--- Annotated element listings ---
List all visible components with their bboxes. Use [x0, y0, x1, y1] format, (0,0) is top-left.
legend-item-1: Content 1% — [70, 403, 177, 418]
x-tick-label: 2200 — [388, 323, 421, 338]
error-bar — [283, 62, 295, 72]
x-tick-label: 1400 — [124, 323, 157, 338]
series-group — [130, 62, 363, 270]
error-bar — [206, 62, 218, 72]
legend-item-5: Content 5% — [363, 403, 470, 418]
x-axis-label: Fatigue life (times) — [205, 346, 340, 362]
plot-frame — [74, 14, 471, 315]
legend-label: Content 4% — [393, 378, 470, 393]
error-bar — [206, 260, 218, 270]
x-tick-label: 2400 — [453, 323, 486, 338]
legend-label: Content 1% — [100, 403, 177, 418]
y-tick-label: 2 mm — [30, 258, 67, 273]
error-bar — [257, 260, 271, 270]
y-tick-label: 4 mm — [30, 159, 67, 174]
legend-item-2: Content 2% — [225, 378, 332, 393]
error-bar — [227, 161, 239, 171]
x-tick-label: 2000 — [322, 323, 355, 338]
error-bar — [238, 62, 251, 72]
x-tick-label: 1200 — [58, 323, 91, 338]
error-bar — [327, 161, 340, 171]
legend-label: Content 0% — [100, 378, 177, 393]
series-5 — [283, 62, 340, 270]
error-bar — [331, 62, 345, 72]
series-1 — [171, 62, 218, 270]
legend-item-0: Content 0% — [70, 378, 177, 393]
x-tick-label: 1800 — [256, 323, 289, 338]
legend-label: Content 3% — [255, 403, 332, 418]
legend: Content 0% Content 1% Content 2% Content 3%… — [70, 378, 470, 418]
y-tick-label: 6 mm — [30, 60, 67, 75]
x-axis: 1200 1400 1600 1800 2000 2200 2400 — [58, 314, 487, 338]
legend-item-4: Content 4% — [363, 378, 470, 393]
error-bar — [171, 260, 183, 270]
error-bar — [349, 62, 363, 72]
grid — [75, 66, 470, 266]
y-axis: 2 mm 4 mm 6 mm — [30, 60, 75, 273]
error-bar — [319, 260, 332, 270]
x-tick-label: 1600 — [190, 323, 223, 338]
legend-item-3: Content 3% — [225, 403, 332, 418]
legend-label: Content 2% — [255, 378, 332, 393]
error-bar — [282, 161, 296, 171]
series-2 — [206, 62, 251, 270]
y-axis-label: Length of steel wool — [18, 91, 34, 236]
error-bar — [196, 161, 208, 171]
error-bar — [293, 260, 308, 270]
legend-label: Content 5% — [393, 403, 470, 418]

--- What needs to be done ---
Please edit the records above, changing every "error-bar" to "error-whisker" and leaving the rest untouched.

--- Correct answer ---
List all visible components with their bboxes. Use [x0, y0, x1, y1] format, (0,0) is top-left.
legend-item-1: Content 1% — [70, 403, 177, 418]
x-tick-label: 2200 — [388, 323, 421, 338]
error-whisker — [283, 62, 295, 72]
x-tick-label: 1400 — [124, 323, 157, 338]
series-group — [130, 62, 363, 270]
error-whisker — [206, 62, 218, 72]
legend-item-5: Content 5% — [363, 403, 470, 418]
x-axis-label: Fatigue life (times) — [205, 346, 340, 362]
plot-frame — [74, 14, 471, 315]
legend-label: Content 4% — [393, 378, 470, 393]
error-whisker — [206, 260, 218, 270]
x-tick-label: 2400 — [453, 323, 486, 338]
legend-label: Content 1% — [100, 403, 177, 418]
y-tick-label: 2 mm — [30, 258, 67, 273]
error-whisker — [257, 260, 271, 270]
y-tick-label: 4 mm — [30, 159, 67, 174]
legend-item-2: Content 2% — [225, 378, 332, 393]
error-whisker — [227, 161, 239, 171]
x-tick-label: 2000 — [322, 323, 355, 338]
error-whisker — [238, 62, 251, 72]
x-tick-label: 1200 — [58, 323, 91, 338]
error-whisker — [327, 161, 340, 171]
legend-label: Content 0% — [100, 378, 177, 393]
series-5 — [283, 62, 340, 270]
error-whisker — [331, 62, 345, 72]
series-1 — [171, 62, 218, 270]
legend-item-0: Content 0% — [70, 378, 177, 393]
x-tick-label: 1800 — [256, 323, 289, 338]
legend-label: Content 3% — [255, 403, 332, 418]
legend: Content 0% Content 1% Content 2% Content 3%… — [70, 378, 470, 418]
y-tick-label: 6 mm — [30, 60, 67, 75]
x-axis: 1200 1400 1600 1800 2000 2200 2400 — [58, 314, 487, 338]
legend-item-4: Content 4% — [363, 378, 470, 393]
error-whisker — [171, 260, 183, 270]
error-whisker — [349, 62, 363, 72]
grid — [75, 66, 470, 266]
y-axis: 2 mm 4 mm 6 mm — [30, 60, 75, 273]
error-whisker — [319, 260, 332, 270]
x-tick-label: 1600 — [190, 323, 223, 338]
legend-item-3: Content 3% — [225, 403, 332, 418]
legend-label: Content 2% — [255, 378, 332, 393]
error-whisker — [282, 161, 296, 171]
series-2 — [206, 62, 251, 270]
y-axis-label: Length of steel wool — [18, 91, 34, 236]
error-whisker — [196, 161, 208, 171]
error-whisker — [293, 260, 308, 270]
legend-label: Content 5% — [393, 403, 470, 418]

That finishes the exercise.